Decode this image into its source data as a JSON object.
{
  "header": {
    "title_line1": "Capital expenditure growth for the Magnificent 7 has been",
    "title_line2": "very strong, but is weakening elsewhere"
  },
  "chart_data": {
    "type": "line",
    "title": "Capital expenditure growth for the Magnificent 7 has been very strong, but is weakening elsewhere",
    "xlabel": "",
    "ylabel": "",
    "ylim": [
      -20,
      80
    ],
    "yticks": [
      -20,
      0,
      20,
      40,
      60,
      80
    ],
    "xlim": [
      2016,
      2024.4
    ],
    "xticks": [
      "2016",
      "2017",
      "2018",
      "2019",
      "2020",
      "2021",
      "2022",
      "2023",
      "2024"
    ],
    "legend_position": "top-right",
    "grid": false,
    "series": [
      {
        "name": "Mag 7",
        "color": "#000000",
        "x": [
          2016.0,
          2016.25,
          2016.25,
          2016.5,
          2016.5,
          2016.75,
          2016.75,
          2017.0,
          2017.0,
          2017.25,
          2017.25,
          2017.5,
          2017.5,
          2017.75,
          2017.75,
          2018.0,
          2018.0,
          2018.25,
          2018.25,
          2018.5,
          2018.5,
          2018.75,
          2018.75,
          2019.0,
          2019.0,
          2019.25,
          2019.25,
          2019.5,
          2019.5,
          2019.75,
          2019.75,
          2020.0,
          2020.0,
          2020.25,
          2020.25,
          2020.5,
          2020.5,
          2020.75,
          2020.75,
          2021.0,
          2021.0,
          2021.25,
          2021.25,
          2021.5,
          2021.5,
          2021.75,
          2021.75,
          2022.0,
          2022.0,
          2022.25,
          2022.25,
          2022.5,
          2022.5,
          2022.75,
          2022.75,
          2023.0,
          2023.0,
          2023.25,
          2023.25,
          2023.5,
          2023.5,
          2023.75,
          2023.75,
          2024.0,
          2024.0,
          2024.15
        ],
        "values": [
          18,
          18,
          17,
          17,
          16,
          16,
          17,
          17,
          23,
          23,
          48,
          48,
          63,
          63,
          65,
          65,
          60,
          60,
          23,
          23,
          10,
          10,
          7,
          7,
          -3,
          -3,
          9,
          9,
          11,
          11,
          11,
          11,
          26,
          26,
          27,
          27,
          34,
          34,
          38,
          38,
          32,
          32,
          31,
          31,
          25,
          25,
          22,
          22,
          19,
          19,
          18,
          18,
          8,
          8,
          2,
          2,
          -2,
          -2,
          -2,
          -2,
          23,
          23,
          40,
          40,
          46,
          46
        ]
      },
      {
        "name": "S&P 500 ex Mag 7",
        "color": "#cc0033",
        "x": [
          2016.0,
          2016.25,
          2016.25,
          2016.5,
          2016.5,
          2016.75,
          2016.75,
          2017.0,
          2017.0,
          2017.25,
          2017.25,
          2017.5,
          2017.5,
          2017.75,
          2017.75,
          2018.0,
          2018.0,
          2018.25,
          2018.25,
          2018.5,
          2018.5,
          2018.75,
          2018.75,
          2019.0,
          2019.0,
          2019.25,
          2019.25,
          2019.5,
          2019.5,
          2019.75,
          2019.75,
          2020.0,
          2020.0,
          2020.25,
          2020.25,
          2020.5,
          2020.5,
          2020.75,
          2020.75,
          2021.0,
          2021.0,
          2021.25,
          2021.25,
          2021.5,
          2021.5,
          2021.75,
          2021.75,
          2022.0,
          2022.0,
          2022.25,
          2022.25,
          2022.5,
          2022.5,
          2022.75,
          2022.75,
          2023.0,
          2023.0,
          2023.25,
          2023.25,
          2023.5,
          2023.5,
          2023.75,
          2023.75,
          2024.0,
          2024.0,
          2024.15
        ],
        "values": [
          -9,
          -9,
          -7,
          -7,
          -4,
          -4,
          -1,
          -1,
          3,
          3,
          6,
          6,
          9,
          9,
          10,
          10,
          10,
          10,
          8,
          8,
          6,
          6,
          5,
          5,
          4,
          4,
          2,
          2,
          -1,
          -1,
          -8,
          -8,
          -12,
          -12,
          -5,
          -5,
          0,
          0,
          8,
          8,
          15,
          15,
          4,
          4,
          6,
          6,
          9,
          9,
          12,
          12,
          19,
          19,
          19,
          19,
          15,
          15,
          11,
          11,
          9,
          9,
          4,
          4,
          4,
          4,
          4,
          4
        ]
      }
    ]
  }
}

----------

- **Aim**: Copy every record above exactly as it appears.

- **Complete response**:
Decode this image into its source data as a JSON object.
{
  "header": {
    "title_line1": "Capital expenditure growth for the Magnificent 7 has been",
    "title_line2": "very strong, but is weakening elsewhere"
  },
  "chart_data": {
    "type": "line",
    "title": "Capital expenditure growth for the Magnificent 7 has been very strong, but is weakening elsewhere",
    "xlabel": "",
    "ylabel": "",
    "ylim": [
      -20,
      80
    ],
    "yticks": [
      -20,
      0,
      20,
      40,
      60,
      80
    ],
    "xlim": [
      2016,
      2024.4
    ],
    "xticks": [
      "2016",
      "2017",
      "2018",
      "2019",
      "2020",
      "2021",
      "2022",
      "2023",
      "2024"
    ],
    "legend_position": "top-right",
    "grid": false,
    "series": [
      {
        "name": "Mag 7",
        "color": "#000000",
        "x": [
          2016.0,
          2016.25,
          2016.25,
          2016.5,
          2016.5,
          2016.75,
          2016.75,
          2017.0,
          2017.0,
          2017.25,
          2017.25,
          2017.5,
          2017.5,
          2017.75,
          2017.75,
          2018.0,
          2018.0,
          2018.25,
          2018.25,
          2018.5,
          2018.5,
          2018.75,
          2018.75,
          2019.0,
          2019.0,
          2019.25,
          2019.25,
          2019.5,
          2019.5,
          2019.75,
          2019.75,
          2020.0,
          2020.0,
          2020.25,
          2020.25,
          2020.5,
          2020.5,
          2020.75,
          2020.75,
          2021.0,
          2021.0,
          2021.25,
          2021.25,
          2021.5,
          2021.5,
          2021.75,
          2021.75,
          2022.0,
          2022.0,
          2022.25,
          2022.25,
          2022.5,
          2022.5,
          2022.75,
          2022.75,
          2023.0,
          2023.0,
          2023.25,
          2023.25,
          2023.5,
          2023.5,
          2023.75,
          2023.75,
          2024.0,
          2024.0,
          2024.15
        ],
        "values": [
          18,
          18,
          17,
          17,
          16,
          16,
          17,
          17,
          23,
          23,
          48,
          48,
          63,
          63,
          65,
          65,
          60,
          60,
          23,
          23,
          10,
          10,
          7,
          7,
          -3,
          -3,
          9,
          9,
          11,
          11,
          11,
          11,
          26,
          26,
          27,
          27,
          34,
          34,
          38,
          38,
          32,
          32,
          31,
          31,
          25,
          25,
          22,
          22,
          19,
          19,
          18,
          18,
          8,
          8,
          2,
          2,
          -2,
          -2,
          -2,
          -2,
          23,
          23,
          40,
          40,
          46,
          46
        ]
      },
      {
        "name": "S&P 500 ex Mag 7",
        "color": "#cc0033",
        "x": [
          2016.0,
          2016.25,
          2016.25,
          2016.5,
          2016.5,
          2016.75,
          2016.75,
          2017.0,
          2017.0,
          2017.25,
          2017.25,
          2017.5,
          2017.5,
          2017.75,
          2017.75,
          2018.0,
          2018.0,
          2018.25,
          2018.25,
          2018.5,
          2018.5,
          2018.75,
          2018.75,
          2019.0,
          2019.0,
          2019.25,
          2019.25,
          2019.5,
          2019.5,
          2019.75,
          2019.75,
          2020.0,
          2020.0,
          2020.25,
          2020.25,
          2020.5,
          2020.5,
          2020.75,
          2020.75,
          2021.0,
          2021.0,
          2021.25,
          2021.25,
          2021.5,
          2021.5,
          2021.75,
          2021.75,
          2022.0,
          2022.0,
          2022.25,
          2022.25,
          2022.5,
          2022.5,
          2022.75,
          2022.75,
          2023.0,
          2023.0,
          2023.25,
          2023.25,
          2023.5,
          2023.5,
          2023.75,
          2023.75,
          2024.0,
          2024.0,
          2024.15
        ],
        "values": [
          -9,
          -9,
          -7,
          -7,
          -4,
          -4,
          -1,
          -1,
          3,
          3,
          6,
          6,
          9,
          9,
          10,
          10,
          10,
          10,
          8,
          8,
          6,
          6,
          5,
          5,
          4,
          4,
          2,
          2,
          -1,
          -1,
          -8,
          -8,
          -12,
          -12,
          -5,
          -5,
          0,
          0,
          8,
          8,
          15,
          15,
          4,
          4,
          6,
          6,
          9,
          9,
          12,
          12,
          19,
          19,
          19,
          19,
          15,
          15,
          11,
          11,
          9,
          9,
          4,
          4,
          4,
          4,
          4,
          4
        ]
      }
    ]
  }
}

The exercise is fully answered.